DATA TO USE ::
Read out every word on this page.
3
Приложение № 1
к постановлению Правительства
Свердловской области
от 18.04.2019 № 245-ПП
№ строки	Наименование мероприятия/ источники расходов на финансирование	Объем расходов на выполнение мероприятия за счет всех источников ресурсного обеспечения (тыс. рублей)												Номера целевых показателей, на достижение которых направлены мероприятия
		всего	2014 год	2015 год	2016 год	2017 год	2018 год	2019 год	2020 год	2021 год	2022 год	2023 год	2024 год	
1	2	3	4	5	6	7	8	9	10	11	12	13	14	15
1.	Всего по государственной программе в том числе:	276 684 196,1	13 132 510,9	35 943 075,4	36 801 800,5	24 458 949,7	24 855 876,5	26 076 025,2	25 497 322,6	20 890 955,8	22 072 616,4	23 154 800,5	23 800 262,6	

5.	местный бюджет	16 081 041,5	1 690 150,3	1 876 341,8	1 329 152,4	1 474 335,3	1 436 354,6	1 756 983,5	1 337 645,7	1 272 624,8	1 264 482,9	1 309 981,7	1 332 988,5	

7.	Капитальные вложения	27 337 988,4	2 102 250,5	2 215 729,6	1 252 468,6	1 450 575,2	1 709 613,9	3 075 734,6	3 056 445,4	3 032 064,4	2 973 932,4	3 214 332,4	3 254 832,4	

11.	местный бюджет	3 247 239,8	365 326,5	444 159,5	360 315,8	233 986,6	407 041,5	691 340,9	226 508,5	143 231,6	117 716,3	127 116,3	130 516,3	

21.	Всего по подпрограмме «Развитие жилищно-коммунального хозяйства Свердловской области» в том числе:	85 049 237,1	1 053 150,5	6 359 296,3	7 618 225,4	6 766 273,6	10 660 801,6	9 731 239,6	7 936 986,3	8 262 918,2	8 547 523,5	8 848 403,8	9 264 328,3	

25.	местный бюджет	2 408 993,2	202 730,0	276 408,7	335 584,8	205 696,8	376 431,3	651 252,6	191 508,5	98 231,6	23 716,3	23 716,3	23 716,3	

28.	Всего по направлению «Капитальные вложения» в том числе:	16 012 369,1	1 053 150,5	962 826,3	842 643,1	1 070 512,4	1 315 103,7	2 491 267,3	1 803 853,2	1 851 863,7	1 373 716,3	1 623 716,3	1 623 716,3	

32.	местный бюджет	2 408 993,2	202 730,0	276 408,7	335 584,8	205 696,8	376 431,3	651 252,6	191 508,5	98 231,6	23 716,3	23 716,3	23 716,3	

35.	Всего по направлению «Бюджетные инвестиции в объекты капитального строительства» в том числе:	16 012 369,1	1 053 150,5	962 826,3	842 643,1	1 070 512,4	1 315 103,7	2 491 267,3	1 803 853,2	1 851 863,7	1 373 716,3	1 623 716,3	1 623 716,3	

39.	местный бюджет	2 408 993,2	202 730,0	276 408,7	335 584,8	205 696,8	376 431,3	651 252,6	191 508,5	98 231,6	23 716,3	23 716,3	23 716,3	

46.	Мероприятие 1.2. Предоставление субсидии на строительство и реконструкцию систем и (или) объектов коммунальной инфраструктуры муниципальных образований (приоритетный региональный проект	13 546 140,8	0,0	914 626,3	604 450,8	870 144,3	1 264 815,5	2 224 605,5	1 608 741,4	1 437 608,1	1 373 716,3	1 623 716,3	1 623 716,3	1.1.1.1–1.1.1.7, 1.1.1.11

TASK GOAL :: Copy all of the data. Keep every word exactly as it is.

FULL OUTPUT ::
Read out every word on this page.
3
Приложение № 1
к постановлению Правительства
Свердловской области
от 18.04.2019 № 245-ПП
№ строки	Наименование мероприятия/ источники расходов на финансирование	Объем расходов на выполнение мероприятия за счет всех источников ресурсного обеспечения (тыс. рублей)												Номера целевых показателей, на достижение которых направлены мероприятия
		всего	2014 год	2015 год	2016 год	2017 год	2018 год	2019 год	2020 год	2021 год	2022 год	2023 год	2024 год	
1	2	3	4	5	6	7	8	9	10	11	12	13	14	15
1.	Всего по государственной программе в том числе:	276 684 196,1	13 132 510,9	35 943 075,4	36 801 800,5	24 458 949,7	24 855 876,5	26 076 025,2	25 497 322,6	20 890 955,8	22 072 616,4	23 154 800,5	23 800 262,6	

5.	местный бюджет	16 081 041,5	1 690 150,3	1 876 341,8	1 329 152,4	1 474 335,3	1 436 354,6	1 756 983,5	1 337 645,7	1 272 624,8	1 264 482,9	1 309 981,7	1 332 988,5	

7.	Капитальные вложения	27 337 988,4	2 102 250,5	2 215 729,6	1 252 468,6	1 450 575,2	1 709 613,9	3 075 734,6	3 056 445,4	3 032 064,4	2 973 932,4	3 214 332,4	3 254 832,4	

11.	местный бюджет	3 247 239,8	365 326,5	444 159,5	360 315,8	233 986,6	407 041,5	691 340,9	226 508,5	143 231,6	117 716,3	127 116,3	130 516,3	

21.	Всего по подпрограмме «Развитие жилищно-коммунального хозяйства Свердловской области» в том числе:	85 049 237,1	1 053 150,5	6 359 296,3	7 618 225,4	6 766 273,6	10 660 801,6	9 731 239,6	7 936 986,3	8 262 918,2	8 547 523,5	8 848 403,8	9 264 328,3	

25.	местный бюджет	2 408 993,2	202 730,0	276 408,7	335 584,8	205 696,8	376 431,3	651 252,6	191 508,5	98 231,6	23 716,3	23 716,3	23 716,3	

28.	Всего по направлению «Капитальные вложения» в том числе:	16 012 369,1	1 053 150,5	962 826,3	842 643,1	1 070 512,4	1 315 103,7	2 491 267,3	1 803 853,2	1 851 863,7	1 373 716,3	1 623 716,3	1 623 716,3	

32.	местный бюджет	2 408 993,2	202 730,0	276 408,7	335 584,8	205 696,8	376 431,3	651 252,6	191 508,5	98 231,6	23 716,3	23 716,3	23 716,3	

35.	Всего по направлению «Бюджетные инвестиции в объекты капитального строительства» в том числе:	16 012 369,1	1 053 150,5	962 826,3	842 643,1	1 070 512,4	1 315 103,7	2 491 267,3	1 803 853,2	1 851 863,7	1 373 716,3	1 623 716,3	1 623 716,3	

39.	местный бюджет	2 408 993,2	202 730,0	276 408,7	335 584,8	205 696,8	376 431,3	651 252,6	191 508,5	98 231,6	23 716,3	23 716,3	23 716,3	

46.	Мероприятие 1.2. Предоставление субсидии на строительство и реконструкцию систем и (или) объектов коммунальной инфраструктуры муниципальных образований (приоритетный региональный проект	13 546 140,8	0,0	914 626,3	604 450,8	870 144,3	1 264 815,5	2 224 605,5	1 608 741,4	1 437 608,1	1 373 716,3	1 623 716,3	1 623 716,3	1.1.1.1–1.1.1.7, 1.1.1.11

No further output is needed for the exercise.